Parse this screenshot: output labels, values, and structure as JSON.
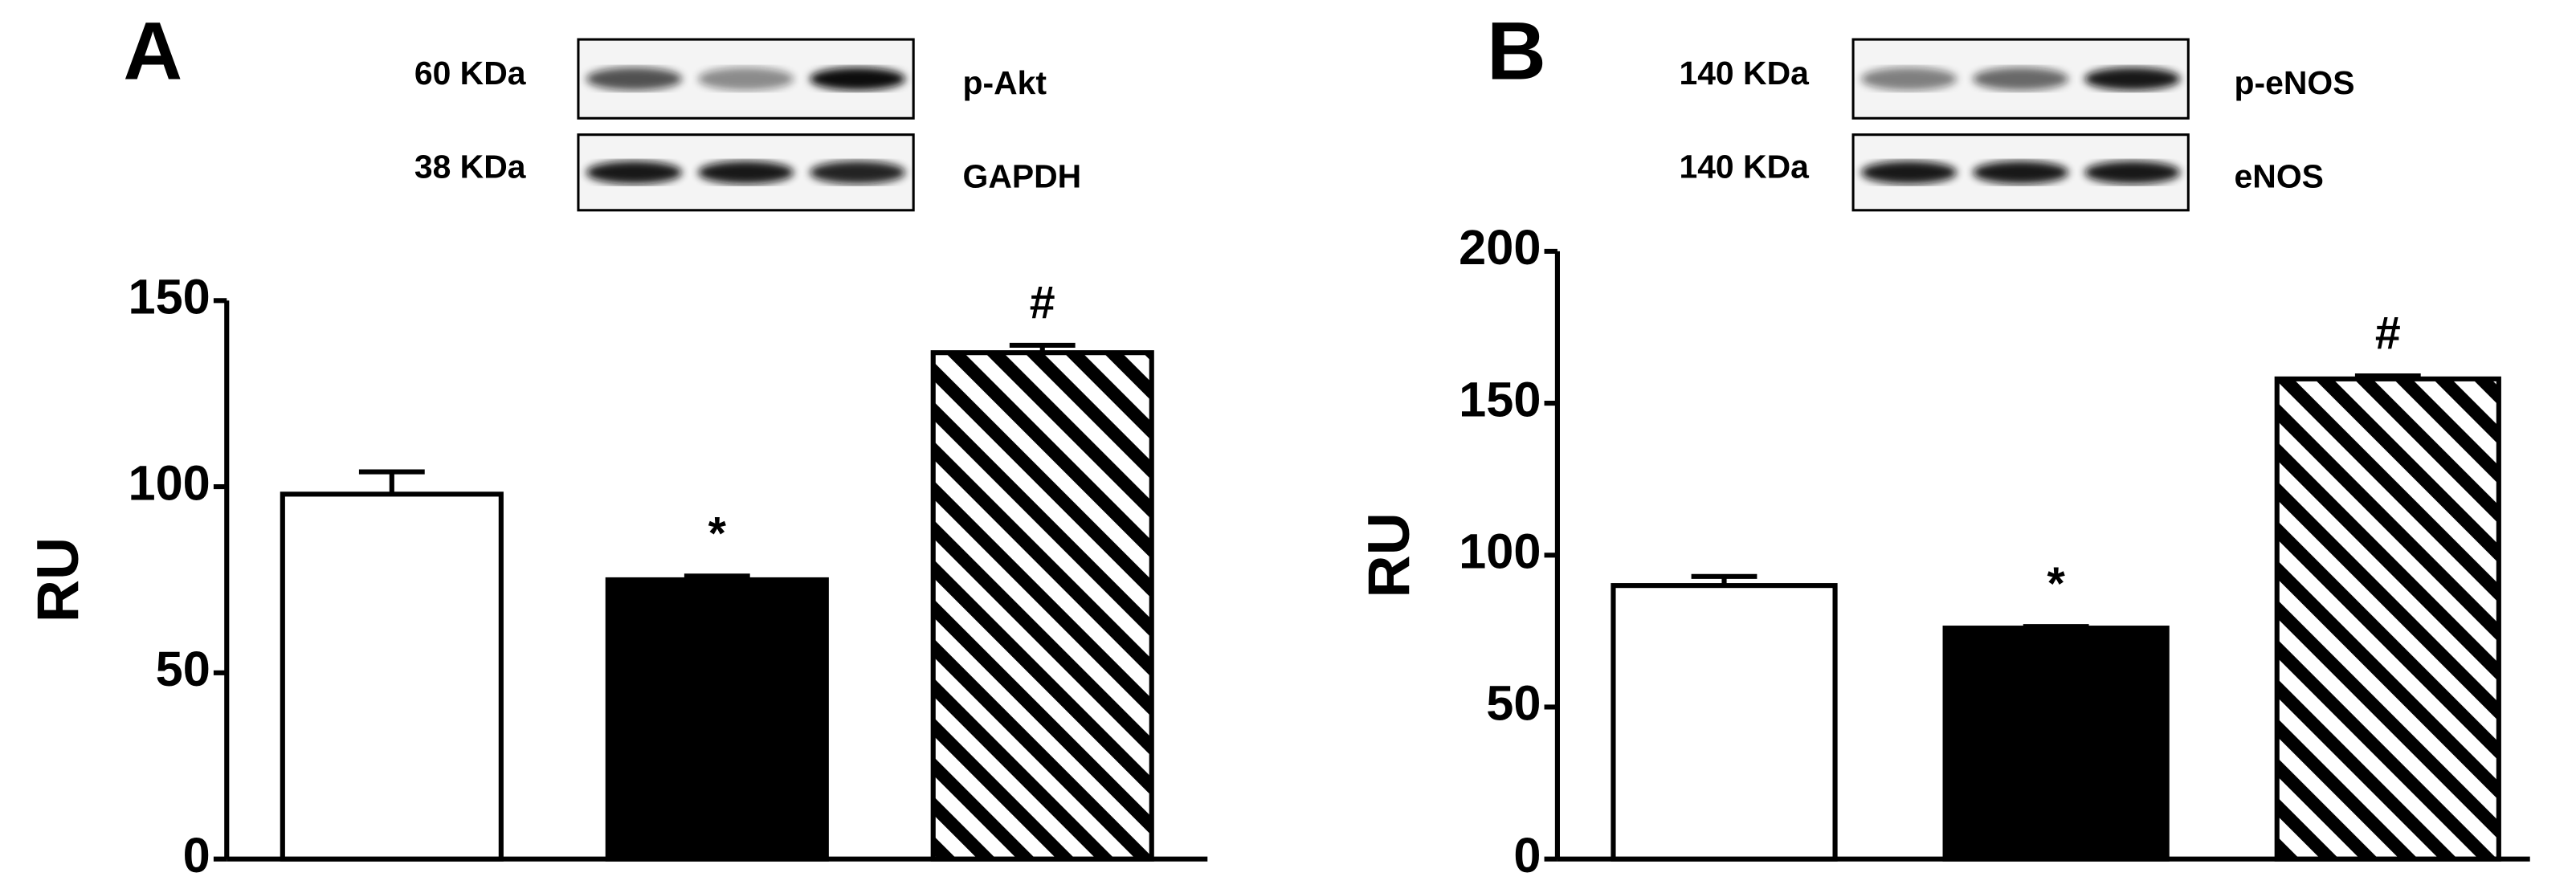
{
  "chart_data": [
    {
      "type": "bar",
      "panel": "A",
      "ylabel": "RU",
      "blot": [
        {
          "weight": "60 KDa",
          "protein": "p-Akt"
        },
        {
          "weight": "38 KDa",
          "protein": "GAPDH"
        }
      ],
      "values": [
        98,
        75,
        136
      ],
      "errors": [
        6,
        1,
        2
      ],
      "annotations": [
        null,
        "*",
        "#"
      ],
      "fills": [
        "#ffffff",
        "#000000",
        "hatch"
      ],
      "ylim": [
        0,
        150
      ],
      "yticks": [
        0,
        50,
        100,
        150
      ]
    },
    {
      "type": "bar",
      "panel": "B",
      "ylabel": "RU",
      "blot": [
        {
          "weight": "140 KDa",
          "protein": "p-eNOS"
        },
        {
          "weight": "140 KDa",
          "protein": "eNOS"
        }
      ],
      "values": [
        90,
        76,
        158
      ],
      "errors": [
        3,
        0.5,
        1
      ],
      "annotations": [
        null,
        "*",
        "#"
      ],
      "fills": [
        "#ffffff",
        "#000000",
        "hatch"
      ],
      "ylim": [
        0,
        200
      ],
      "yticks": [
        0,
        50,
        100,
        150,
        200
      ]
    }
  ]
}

**ASSIGNED TASK:** Each entry must be reproduced word for word, and any image among them left out.

**ANSWER TO THIS TASK:**
Parse this screenshot: output labels, values, and structure as JSON.
{
  "chart_data": [
    {
      "type": "bar",
      "panel": "A",
      "ylabel": "RU",
      "blot": [
        {
          "weight": "60 KDa",
          "protein": "p-Akt"
        },
        {
          "weight": "38 KDa",
          "protein": "GAPDH"
        }
      ],
      "values": [
        98,
        75,
        136
      ],
      "errors": [
        6,
        1,
        2
      ],
      "annotations": [
        null,
        "*",
        "#"
      ],
      "fills": [
        "#ffffff",
        "#000000",
        "hatch"
      ],
      "ylim": [
        0,
        150
      ],
      "yticks": [
        0,
        50,
        100,
        150
      ]
    },
    {
      "type": "bar",
      "panel": "B",
      "ylabel": "RU",
      "blot": [
        {
          "weight": "140 KDa",
          "protein": "p-eNOS"
        },
        {
          "weight": "140 KDa",
          "protein": "eNOS"
        }
      ],
      "values": [
        90,
        76,
        158
      ],
      "errors": [
        3,
        0.5,
        1
      ],
      "annotations": [
        null,
        "*",
        "#"
      ],
      "fills": [
        "#ffffff",
        "#000000",
        "hatch"
      ],
      "ylim": [
        0,
        200
      ],
      "yticks": [
        0,
        50,
        100,
        150,
        200
      ]
    }
  ]
}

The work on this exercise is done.